Input data:
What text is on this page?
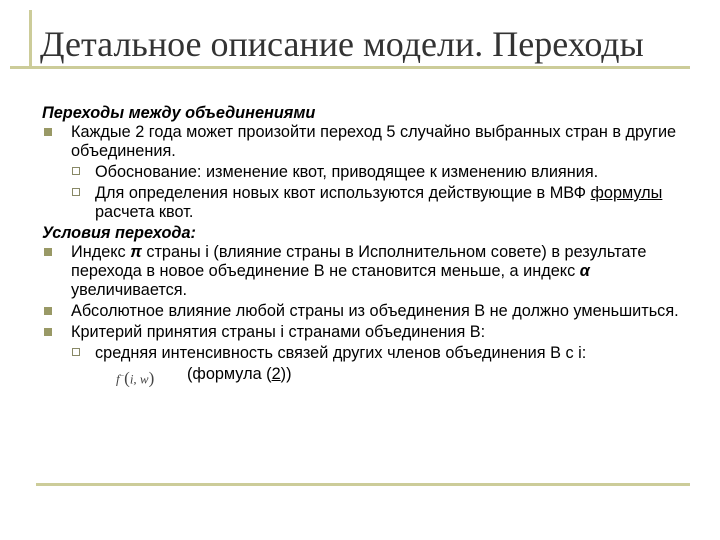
Детальное описание модели. Переходы

Переходы между объединениями

Каждые 2 года может произойти переход 5 случайно выбранных стран в другие объединения.
Обоснование: изменение квот, приводящее к изменению влияния.
Для определения новых квот используются действующие в МВФ формулы расчета квот.

Условия перехода:

Индекс π страны i (влияние страны в Исполнительном совете) в результате перехода в новое объединение B не становится меньше, а индекс α увеличивается.
Абсолютное влияние любой страны из объединения B не должно уменьшиться.
Критерий принятия страны i странами объединения B:
средняя интенсивность связей других членов объединения B с i:
f−(i, w) (формула (2))
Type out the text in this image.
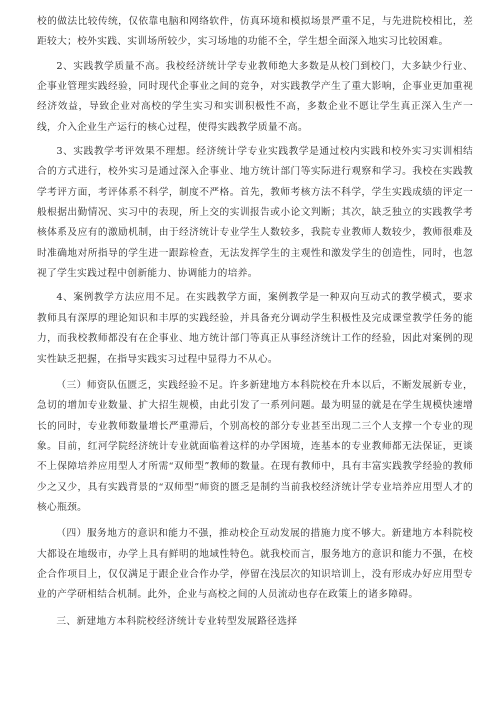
校的做法比较传统，仅依靠电脑和网络软件，仿真环境和模拟场景严重不足，与先进院校相比，差距较大；校外实践、实训场所较少，实习场地的功能不全，学生想全面深入地实习比较困难。

2、实践教学质量不高。我校经济统计学专业教师绝大多数是从校门到校门，大多缺少行业、企事业管理实践经验，同时现代企事业之间的竞争，对实践教学产生了重大影响，企事业更加重视经济效益，导致企业对高校的学生实习和实训积极性不高，多数企业不愿让学生真正深入生产一线，介入企业生产运行的核心过程，使得实践教学质量不高。

3、实践教学考评效果不理想。经济统计学专业实践教学是通过校内实践和校外实习实训相结合的方式进行，校外实习是通过深入企事业、地方统计部门等实际进行观察和学习。我校在实践教学考评方面，考评体系不科学，制度不严格。首先，教师考核方法不科学，学生实践成绩的评定一般根据出勤情况、实习中的表现，所上交的实训报告或小论文判断；其次，缺乏独立的实践教学考核体系及应有的激励机制，由于经济统计专业学生人数较多，我院专业教师人数较少，教师很难及时准确地对所指导的学生进一跟踪检查，无法发挥学生的主观性和激发学生的创造性，同时，也忽视了学生实践过程中创新能力、协调能力的培养。

4、案例教学方法应用不足。在实践教学方面，案例教学是一种双向互动式的教学模式，要求教师具有深厚的理论知识和丰厚的实践经验，并具备充分调动学生积极性及完成课堂教学任务的能力，而我校教师都没有在企事业、地方统计部门等真正从事经济统计工作的经验，因此对案例的现实性缺乏把握，在指导实践实习过程中显得力不从心。

（三）师资队伍匮乏，实践经验不足。许多新建地方本科院校在升本以后，不断发展新专业，急切的增加专业数量、扩大招生规模，由此引发了一系列问题。最为明显的就是在学生规模快速增长的同时，专业教师数量增长严重滞后，个别高校的部分专业甚至出现二三个人支撑一个专业的现象。目前，红河学院经济统计专业就面临着这样的办学困境，连基本的专业教师都无法保证，更谈不上保障培养应用型人才所需“双师型”教师的数量。在现有教师中，具有丰富实践教学经验的教师少之又少，具有实践背景的“双师型”师资的匮乏是制约当前我校经济统计学专业培养应用型人才的核心瓶颈。

（四）服务地方的意识和能力不强，推动校企互动发展的措施力度不够大。新建地方本科院校大都设在地级市，办学上具有鲜明的地域性特色。就我校而言，服务地方的意识和能力不强，在校企合作项目上，仅仅满足于跟企业合作办学，停留在浅层次的知识培训上，没有形成办好应用型专业的产学研相结合机制。此外，企业与高校之间的人员流动也存在政策上的诸多障碍。

三、新建地方本科院校经济统计专业转型发展路径选择
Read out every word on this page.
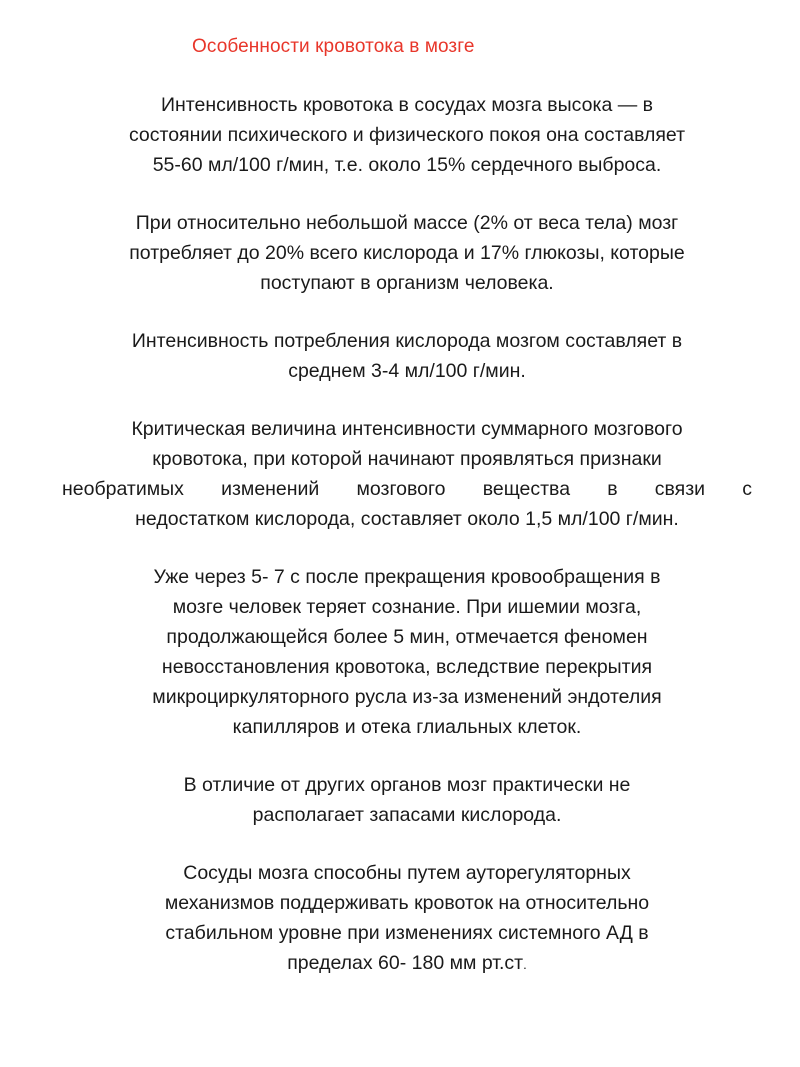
Особенности кровотока в мозге

Интенсивность кровотока в сосудах мозга высока — в
состоянии психического и физического покоя она составляет
55-60 мл/100 г/мин, т.е. около 15% сердечного выброса.

При относительно небольшой массе (2% от веса тела) мозг
потребляет до 20% всего кислорода и 17% глюкозы, которые
поступают в организм человека.

Интенсивность потребления кислорода мозгом составляет в
среднем 3-4 мл/100 г/мин.

Критическая величина интенсивности суммарного мозгового
кровотока, при которой начинают проявляться признаки
необратимых изменений мозгового вещества в связи с
недостатком кислорода, составляет около 1,5 мл/100 г/мин.

Уже через 5- 7 с после прекращения кровообращения в
мозге человек теряет сознание. При ишемии мозга,
продолжающейся более 5 мин, отмечается феномен
невосстановления кровотока, вследствие перекрытия
микроциркуляторного русла из-за изменений эндотелия
капилляров и отека глиальных клеток.

В отличие от других органов мозг практически не
располагает запасами кислорода.

Сосуды мозга способны путем ауторегуляторных
механизмов поддерживать кровоток на относительно
стабильном уровне при изменениях системного АД в
пределах 60- 180 мм рт.ст.
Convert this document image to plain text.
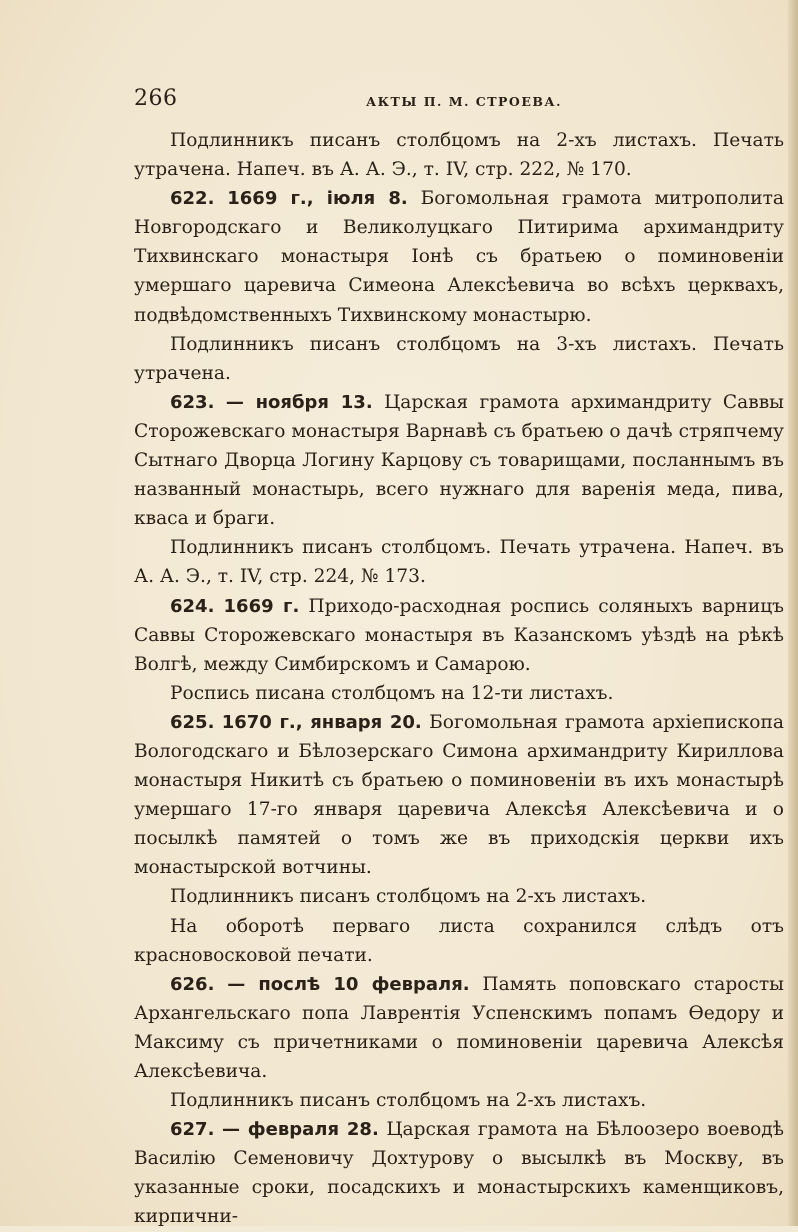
266	АКТЫ П. М. СТРОЕВА.

Подлинникъ писанъ столбцомъ на 2-хъ листахъ. Печать утрачена. Напеч. въ А. А. Э., т. IV, стр. 222, № 170.

622. 1669 г., іюля 8. Богомольная грамота митрополита Новгородскаго и Великолуцкаго Питирима архимандриту Тихвинскаго монастыря Іонѣ съ братьею о поминовеніи умершаго царевича Симеона Алексѣевича во всѣхъ церквахъ, подвѣдомственныхъ Тихвинскому монастырю.

Подлинникъ писанъ столбцомъ на 3-хъ листахъ. Печать утрачена.

623. — ноября 13. Царская грамота архимандриту Саввы Сторожевскаго монастыря Варнавѣ съ братьею о дачѣ стряпчему Сытнаго Дворца Логину Карцову съ товарищами, посланнымъ въ названный монастырь, всего нужнаго для варенія меда, пива, кваса и браги.

Подлинникъ писанъ столбцомъ. Печать утрачена. Напеч. въ А. А. Э., т. IV, стр. 224, № 173.

624. 1669 г. Приходо-расходная роспись соляныхъ варницъ Саввы Сторожевскаго монастыря въ Казанскомъ уѣздѣ на рѣкѣ Волгѣ, между Симбирскомъ и Самарою.

Роспись писана столбцомъ на 12-ти листахъ.

625. 1670 г., января 20. Богомольная грамота архіепископа Вологодскаго и Бѣлозерскаго Симона архимандриту Кириллова монастыря Никитѣ съ братьею о поминовеніи въ ихъ монастырѣ умершаго 17-го января царевича Алексѣя Алексѣевича и о посылкѣ памятей о томъ же въ приходскія церкви ихъ монастырской вотчины.

Подлинникъ писанъ столбцомъ на 2-хъ листахъ.

На оборотѣ перваго листа сохранился слѣдъ отъ красновосковой печати.

626. — послѣ 10 февраля. Память поповскаго старосты Архангельскаго попа Лаврентія Успенскимъ попамъ Ѳедору и Максиму съ причетниками о поминовеніи царевича Алексѣя Алексѣевича.

Подлинникъ писанъ столбцомъ на 2-хъ листахъ.

627. — февраля 28. Царская грамота на Бѣлоозеро воеводѣ Василію Семеновичу Дохтурову о высылкѣ въ Москву, въ указанные сроки, посадскихъ и монастырскихъ каменщиковъ, кирпични-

Aim: List all lines above in which the string "поминовеніи" appears.

Right answer:
622. 1669 г., іюля 8. Богомольная грамота митрополита Новгородскаго и Великолуцкаго Питирима архимандриту Тихвинскаго монастыря Іонѣ съ братьею о поминовеніи умершаго царевича Симеона Алексѣевича во всѣхъ церквахъ, подвѣдомственныхъ Тихвинскому монастырю.
625. 1670 г., января 20. Богомольная грамота архіепископа Вологодскаго и Бѣлозерскаго Симона архимандриту Кириллова монастыря Никитѣ съ братьею о поминовеніи въ ихъ монастырѣ умершаго 17-го января царевича Алексѣя Алексѣевича и о посылкѣ памятей о томъ же въ приходскія церкви ихъ монастырской вотчины.
626. — послѣ 10 февраля. Память поповскаго старосты Архангельскаго попа Лаврентія Успенскимъ попамъ Ѳедору и Максиму съ причетниками о поминовеніи царевича Алексѣя Алексѣевича.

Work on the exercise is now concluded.